STATED EXERCISE 1:
Answer these questions using the forum thread about GPU memory:
(a) How much RAM does thefounder want on a GPU made for inference or batch jobs?
(b) About what share of the 5090's total die area do the memory controllers take up?
(c) Roughly how does the bandwidth of an M4 ultra compare with that of a 5090?
STATED EXERCISE 2: Repeat the forum thread about GPU memory word for word, from "I'm not sure" up to and including "would be astronomical.".

PASSAGE GIVEN:
════
Where's the A310 / A40 successor? Gimme some SR-IOV in a slot-powered, single-width, low-profile card.

thefounder a month ago

Why don’t they make an GPU optimised for inference/batch jobs with 1 TB of ram ? Everyone wants to run the biggest models locally.

  • esperent a month ago

    I'm not sure it's really possible.

    Take a look at the die shot of a 5090:

    http://dieshot.com/wp-content/uploads/2025/03/Dieshot-GB202-...

    It has 32gb of RAM and memory controllers are about 10% of the the total area. What would you have to do for 1024gb of RAM?

    Not to mention the price would be astronomical.

    • thefounder a month ago

      How is Apple packing 512gb of ram on their cpu?

      • whaleofatw2022 25 days ago

        IIRC Apple is using the lower channel width options in LPDDR5.

        I.e. instead of 64 bit channels they do 16 (or maybe 32) bit. That lowers the die area needed on the chip for memory controllers.

        But it also impacts bandwidth, AFAIK an M4 ultra is still on the order of 1/4 the bandwidth of something like a 5090

jmward01 a month ago

I think this shows a shift in model architecture. MOE and similar need more memory for the compute available than just one big model with a lot of layers and weights. I think this is likely a trend that will accelerate. You build the trade-off in which encourages even more experts which means more of a tradeoff, so more experts.....
════
(Spatial annotation entries)
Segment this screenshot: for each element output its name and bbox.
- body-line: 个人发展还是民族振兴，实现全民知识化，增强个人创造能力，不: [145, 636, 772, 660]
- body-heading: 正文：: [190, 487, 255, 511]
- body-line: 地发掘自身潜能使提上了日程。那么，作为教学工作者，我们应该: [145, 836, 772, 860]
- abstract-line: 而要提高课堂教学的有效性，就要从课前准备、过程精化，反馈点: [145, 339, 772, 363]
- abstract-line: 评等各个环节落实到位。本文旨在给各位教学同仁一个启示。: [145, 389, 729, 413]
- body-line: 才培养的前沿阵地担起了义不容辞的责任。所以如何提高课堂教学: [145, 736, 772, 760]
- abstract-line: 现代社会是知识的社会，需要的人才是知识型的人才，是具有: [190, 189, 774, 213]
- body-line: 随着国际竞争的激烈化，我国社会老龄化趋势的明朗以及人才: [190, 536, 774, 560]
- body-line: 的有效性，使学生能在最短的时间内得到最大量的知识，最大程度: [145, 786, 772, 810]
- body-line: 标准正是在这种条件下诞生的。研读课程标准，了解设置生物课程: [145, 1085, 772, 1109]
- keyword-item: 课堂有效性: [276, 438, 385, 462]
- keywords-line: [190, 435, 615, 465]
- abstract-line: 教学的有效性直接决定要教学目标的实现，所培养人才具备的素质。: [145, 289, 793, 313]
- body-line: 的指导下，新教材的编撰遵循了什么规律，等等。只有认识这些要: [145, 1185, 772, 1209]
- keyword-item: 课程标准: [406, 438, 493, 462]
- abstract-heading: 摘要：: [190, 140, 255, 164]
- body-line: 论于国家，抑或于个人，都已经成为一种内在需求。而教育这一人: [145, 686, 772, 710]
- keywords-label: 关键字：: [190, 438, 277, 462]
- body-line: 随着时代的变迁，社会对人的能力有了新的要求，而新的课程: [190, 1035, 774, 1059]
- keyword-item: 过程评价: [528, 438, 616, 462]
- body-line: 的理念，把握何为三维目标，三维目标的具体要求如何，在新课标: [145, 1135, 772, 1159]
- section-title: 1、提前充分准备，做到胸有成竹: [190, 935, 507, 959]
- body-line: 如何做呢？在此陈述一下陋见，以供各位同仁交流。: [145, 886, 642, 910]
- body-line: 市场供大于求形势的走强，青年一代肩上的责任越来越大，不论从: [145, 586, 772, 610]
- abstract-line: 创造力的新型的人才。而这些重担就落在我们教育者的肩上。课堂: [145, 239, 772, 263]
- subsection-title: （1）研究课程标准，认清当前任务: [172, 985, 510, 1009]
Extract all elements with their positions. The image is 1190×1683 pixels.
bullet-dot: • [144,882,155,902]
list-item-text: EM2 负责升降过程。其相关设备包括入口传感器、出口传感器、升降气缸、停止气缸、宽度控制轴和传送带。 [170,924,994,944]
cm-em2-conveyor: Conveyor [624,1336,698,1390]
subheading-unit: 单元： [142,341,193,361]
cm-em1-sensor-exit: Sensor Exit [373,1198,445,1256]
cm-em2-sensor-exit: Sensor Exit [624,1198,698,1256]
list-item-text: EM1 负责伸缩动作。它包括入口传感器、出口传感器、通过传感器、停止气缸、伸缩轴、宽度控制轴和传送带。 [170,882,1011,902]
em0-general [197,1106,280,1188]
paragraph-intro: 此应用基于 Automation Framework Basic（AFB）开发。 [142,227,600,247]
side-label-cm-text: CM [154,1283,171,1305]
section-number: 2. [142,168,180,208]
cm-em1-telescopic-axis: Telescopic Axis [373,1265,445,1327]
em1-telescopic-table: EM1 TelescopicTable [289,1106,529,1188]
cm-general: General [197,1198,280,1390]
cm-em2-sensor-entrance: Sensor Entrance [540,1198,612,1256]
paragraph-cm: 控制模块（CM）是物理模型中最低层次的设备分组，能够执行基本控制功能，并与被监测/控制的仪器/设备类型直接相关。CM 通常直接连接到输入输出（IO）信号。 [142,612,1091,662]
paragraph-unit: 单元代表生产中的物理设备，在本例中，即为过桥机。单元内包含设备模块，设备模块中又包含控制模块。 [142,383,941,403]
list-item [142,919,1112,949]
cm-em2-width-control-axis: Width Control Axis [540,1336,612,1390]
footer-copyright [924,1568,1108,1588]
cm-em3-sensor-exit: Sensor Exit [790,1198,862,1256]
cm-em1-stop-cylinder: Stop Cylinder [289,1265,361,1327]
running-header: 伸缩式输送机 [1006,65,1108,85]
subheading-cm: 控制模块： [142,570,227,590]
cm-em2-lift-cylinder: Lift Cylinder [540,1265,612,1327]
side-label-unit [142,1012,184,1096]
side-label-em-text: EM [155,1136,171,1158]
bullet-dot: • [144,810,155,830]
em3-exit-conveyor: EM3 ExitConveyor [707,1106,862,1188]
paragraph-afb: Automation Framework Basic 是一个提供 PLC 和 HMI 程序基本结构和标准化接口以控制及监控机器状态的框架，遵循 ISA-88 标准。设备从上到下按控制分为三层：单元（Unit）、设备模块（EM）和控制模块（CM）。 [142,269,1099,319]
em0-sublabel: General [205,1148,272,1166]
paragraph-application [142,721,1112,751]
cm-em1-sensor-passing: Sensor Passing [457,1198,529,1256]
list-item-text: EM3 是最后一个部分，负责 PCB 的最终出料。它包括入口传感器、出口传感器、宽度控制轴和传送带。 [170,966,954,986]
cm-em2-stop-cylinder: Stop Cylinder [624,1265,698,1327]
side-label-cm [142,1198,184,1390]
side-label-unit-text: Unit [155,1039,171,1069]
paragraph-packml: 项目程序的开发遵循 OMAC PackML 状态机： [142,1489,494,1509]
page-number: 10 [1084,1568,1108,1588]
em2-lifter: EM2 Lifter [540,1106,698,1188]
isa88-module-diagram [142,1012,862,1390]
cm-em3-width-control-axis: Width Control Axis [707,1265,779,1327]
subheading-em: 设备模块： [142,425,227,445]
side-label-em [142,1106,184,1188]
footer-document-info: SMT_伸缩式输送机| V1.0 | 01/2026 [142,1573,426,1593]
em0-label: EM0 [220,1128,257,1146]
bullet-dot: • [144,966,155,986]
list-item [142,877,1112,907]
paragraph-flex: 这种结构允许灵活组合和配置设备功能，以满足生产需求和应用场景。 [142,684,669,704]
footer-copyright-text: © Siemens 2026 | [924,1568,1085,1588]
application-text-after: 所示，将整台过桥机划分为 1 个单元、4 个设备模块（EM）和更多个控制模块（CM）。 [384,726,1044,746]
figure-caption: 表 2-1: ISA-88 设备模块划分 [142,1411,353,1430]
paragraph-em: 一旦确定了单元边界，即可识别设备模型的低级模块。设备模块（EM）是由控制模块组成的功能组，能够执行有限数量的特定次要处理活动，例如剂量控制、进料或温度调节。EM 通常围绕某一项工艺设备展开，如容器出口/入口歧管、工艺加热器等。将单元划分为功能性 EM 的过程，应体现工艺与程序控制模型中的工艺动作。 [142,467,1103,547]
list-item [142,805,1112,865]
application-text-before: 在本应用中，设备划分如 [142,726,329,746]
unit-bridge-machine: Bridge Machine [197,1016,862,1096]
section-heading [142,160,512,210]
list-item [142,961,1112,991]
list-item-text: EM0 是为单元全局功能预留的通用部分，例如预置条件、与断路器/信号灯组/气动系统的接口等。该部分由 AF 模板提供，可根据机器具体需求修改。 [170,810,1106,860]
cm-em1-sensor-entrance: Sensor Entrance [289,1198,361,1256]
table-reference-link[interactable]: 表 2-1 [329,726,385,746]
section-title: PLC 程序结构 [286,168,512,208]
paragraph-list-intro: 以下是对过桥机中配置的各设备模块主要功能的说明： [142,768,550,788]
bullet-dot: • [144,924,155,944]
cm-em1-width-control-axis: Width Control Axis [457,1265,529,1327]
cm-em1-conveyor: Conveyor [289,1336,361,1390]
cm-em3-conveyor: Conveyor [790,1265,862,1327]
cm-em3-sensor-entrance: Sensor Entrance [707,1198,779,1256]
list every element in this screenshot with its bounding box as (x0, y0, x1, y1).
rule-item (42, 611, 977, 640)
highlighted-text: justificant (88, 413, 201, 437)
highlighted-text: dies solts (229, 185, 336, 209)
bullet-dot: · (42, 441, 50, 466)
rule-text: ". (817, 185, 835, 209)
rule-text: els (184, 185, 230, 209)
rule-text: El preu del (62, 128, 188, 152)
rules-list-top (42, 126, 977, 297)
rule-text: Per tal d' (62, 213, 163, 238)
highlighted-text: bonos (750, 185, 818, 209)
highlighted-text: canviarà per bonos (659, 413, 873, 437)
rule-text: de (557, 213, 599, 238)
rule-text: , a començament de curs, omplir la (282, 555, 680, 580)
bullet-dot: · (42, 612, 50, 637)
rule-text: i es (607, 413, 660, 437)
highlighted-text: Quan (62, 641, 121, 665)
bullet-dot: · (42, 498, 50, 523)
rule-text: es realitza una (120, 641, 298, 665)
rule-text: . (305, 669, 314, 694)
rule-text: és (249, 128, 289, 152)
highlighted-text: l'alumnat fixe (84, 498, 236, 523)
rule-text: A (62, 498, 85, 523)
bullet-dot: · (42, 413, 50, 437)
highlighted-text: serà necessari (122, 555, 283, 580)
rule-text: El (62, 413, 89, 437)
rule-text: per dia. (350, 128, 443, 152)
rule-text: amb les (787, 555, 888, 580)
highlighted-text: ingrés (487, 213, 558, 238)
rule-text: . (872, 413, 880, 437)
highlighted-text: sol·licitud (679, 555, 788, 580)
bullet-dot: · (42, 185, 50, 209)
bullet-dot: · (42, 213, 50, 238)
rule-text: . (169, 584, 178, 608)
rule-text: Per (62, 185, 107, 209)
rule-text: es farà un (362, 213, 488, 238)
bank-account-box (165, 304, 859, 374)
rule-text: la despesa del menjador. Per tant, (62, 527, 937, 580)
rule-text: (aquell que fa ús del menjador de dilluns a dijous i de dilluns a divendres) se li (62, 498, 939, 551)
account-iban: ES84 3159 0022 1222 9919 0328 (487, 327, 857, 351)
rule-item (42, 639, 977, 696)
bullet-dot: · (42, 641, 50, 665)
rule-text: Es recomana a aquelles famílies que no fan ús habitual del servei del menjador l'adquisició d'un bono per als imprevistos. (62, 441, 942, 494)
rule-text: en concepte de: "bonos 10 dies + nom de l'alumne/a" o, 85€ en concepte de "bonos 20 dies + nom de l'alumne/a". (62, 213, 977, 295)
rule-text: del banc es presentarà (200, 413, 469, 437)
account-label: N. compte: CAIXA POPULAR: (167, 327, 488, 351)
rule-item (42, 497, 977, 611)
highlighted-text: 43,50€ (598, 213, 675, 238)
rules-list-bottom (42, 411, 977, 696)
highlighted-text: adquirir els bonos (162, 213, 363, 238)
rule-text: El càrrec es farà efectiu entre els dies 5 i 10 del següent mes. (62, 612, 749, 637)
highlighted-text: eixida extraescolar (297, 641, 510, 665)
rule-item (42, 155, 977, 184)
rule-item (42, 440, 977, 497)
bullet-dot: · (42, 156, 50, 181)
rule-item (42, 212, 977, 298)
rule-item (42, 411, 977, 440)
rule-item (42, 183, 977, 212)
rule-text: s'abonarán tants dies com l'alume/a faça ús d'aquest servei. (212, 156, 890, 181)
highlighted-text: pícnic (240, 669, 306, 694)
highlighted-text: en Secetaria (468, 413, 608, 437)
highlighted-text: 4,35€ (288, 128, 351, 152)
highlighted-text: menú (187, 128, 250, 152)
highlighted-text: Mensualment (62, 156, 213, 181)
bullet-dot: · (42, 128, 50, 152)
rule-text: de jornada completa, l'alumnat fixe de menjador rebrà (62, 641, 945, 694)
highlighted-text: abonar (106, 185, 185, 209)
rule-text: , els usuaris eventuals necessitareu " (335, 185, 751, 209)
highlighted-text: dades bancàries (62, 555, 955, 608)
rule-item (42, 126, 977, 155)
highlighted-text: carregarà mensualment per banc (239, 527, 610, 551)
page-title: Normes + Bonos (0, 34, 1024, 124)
════
COMPLETE OUTPUT 1:
(a) 1 TB
(b) About 10%
(c) About 1/4 of the 5090's bandwidth

COMPLETE OUTPUT 2:
I'm not sure it's really possible.

    Take a look at the die shot of a 5090:

    http://dieshot.com/wp-content/uploads/2025/03/Dieshot-GB202-...

    It has 32gb of RAM and memory controllers are about 10% of the the total area. What would you have to do for 1024gb of RAM?

    Not to mention the price would be astronomical.